Your task is to output all the records below, word for word.

......

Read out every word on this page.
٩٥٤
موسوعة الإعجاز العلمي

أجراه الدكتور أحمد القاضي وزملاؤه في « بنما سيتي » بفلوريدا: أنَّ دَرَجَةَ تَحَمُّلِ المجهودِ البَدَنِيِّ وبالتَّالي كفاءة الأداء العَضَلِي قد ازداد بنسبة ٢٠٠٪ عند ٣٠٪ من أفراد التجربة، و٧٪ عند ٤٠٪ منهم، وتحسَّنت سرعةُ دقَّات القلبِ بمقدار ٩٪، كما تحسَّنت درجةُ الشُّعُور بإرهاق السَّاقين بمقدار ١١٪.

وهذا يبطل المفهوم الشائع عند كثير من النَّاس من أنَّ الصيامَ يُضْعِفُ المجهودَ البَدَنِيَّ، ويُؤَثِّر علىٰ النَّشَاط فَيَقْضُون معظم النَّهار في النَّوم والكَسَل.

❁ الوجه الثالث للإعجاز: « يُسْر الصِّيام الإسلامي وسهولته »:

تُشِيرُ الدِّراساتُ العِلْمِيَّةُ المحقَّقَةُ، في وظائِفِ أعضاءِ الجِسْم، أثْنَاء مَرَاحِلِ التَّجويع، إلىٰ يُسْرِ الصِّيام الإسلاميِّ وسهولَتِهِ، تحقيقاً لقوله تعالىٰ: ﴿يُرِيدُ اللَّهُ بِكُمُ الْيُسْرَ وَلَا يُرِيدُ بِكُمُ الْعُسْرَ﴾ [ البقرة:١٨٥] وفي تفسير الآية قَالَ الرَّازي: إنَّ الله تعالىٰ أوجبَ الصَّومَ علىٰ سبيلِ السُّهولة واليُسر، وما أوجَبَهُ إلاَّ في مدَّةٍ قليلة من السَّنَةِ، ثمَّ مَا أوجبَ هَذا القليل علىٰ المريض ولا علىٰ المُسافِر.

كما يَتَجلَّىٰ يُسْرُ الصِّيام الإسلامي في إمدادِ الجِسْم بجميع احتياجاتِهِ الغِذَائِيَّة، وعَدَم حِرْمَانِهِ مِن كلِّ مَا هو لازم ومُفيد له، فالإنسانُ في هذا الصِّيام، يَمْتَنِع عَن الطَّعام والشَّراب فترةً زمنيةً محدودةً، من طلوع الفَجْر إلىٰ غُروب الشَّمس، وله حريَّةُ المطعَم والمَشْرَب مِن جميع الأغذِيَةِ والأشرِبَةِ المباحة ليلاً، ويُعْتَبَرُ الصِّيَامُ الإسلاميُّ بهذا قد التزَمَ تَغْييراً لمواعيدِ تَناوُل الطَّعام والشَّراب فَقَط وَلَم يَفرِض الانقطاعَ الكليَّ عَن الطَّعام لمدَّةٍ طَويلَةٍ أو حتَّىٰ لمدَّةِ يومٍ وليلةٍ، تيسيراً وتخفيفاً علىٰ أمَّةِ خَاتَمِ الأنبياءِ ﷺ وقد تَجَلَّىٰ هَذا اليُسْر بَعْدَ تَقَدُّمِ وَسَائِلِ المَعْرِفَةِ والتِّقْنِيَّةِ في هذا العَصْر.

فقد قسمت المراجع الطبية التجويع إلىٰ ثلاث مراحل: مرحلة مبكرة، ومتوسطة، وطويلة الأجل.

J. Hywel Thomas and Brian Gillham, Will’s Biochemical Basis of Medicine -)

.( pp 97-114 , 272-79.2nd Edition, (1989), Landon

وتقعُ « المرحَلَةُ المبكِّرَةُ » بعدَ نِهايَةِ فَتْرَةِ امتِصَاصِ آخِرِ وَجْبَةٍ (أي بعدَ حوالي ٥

......

Output of the exercise —
Read out every word on this page.
٩٥٤
موسوعة الإعجاز العلمي

أجراه الدكتور أحمد القاضي وزملاؤه في « بنما سيتي » بفلوريدا: أنَّ دَرَجَةَ تَحَمُّلِ المجهودِ البَدَنِيِّ وبالتَّالي كفاءة الأداء العَضَلِي قد ازداد بنسبة ٢٠٠٪ عند ٣٠٪ من أفراد التجربة، و٧٪ عند ٤٠٪ منهم، وتحسَّنت سرعةُ دقَّات القلبِ بمقدار ٩٪، كما تحسَّنت درجةُ الشُّعُور بإرهاق السَّاقين بمقدار ١١٪.

وهذا يبطل المفهوم الشائع عند كثير من النَّاس من أنَّ الصيامَ يُضْعِفُ المجهودَ البَدَنِيَّ، ويُؤَثِّر علىٰ النَّشَاط فَيَقْضُون معظم النَّهار في النَّوم والكَسَل.

❁ الوجه الثالث للإعجاز: « يُسْر الصِّيام الإسلامي وسهولته »:

تُشِيرُ الدِّراساتُ العِلْمِيَّةُ المحقَّقَةُ، في وظائِفِ أعضاءِ الجِسْم، أثْنَاء مَرَاحِلِ التَّجويع، إلىٰ يُسْرِ الصِّيام الإسلاميِّ وسهولَتِهِ، تحقيقاً لقوله تعالىٰ: ﴿يُرِيدُ اللَّهُ بِكُمُ الْيُسْرَ وَلَا يُرِيدُ بِكُمُ الْعُسْرَ﴾ [ البقرة:١٨٥] وفي تفسير الآية قَالَ الرَّازي: إنَّ الله تعالىٰ أوجبَ الصَّومَ علىٰ سبيلِ السُّهولة واليُسر، وما أوجَبَهُ إلاَّ في مدَّةٍ قليلة من السَّنَةِ، ثمَّ مَا أوجبَ هَذا القليل علىٰ المريض ولا علىٰ المُسافِر.

كما يَتَجلَّىٰ يُسْرُ الصِّيام الإسلامي في إمدادِ الجِسْم بجميع احتياجاتِهِ الغِذَائِيَّة، وعَدَم حِرْمَانِهِ مِن كلِّ مَا هو لازم ومُفيد له، فالإنسانُ في هذا الصِّيام، يَمْتَنِع عَن الطَّعام والشَّراب فترةً زمنيةً محدودةً، من طلوع الفَجْر إلىٰ غُروب الشَّمس، وله حريَّةُ المطعَم والمَشْرَب مِن جميع الأغذِيَةِ والأشرِبَةِ المباحة ليلاً، ويُعْتَبَرُ الصِّيَامُ الإسلاميُّ بهذا قد التزَمَ تَغْييراً لمواعيدِ تَناوُل الطَّعام والشَّراب فَقَط وَلَم يَفرِض الانقطاعَ الكليَّ عَن الطَّعام لمدَّةٍ طَويلَةٍ أو حتَّىٰ لمدَّةِ يومٍ وليلةٍ، تيسيراً وتخفيفاً علىٰ أمَّةِ خَاتَمِ الأنبياءِ ﷺ وقد تَجَلَّىٰ هَذا اليُسْر بَعْدَ تَقَدُّمِ وَسَائِلِ المَعْرِفَةِ والتِّقْنِيَّةِ في هذا العَصْر.

فقد قسمت المراجع الطبية التجويع إلىٰ ثلاث مراحل: مرحلة مبكرة، ومتوسطة، وطويلة الأجل.

J. Hywel Thomas and Brian Gillham, Will’s Biochemical Basis of Medicine -)

.( pp 97-114 , 272-79.2nd Edition, (1989), Landon

وتقعُ « المرحَلَةُ المبكِّرَةُ » بعدَ نِهايَةِ فَتْرَةِ امتِصَاصِ آخِرِ وَجْبَةٍ (أي بعدَ حوالي ٥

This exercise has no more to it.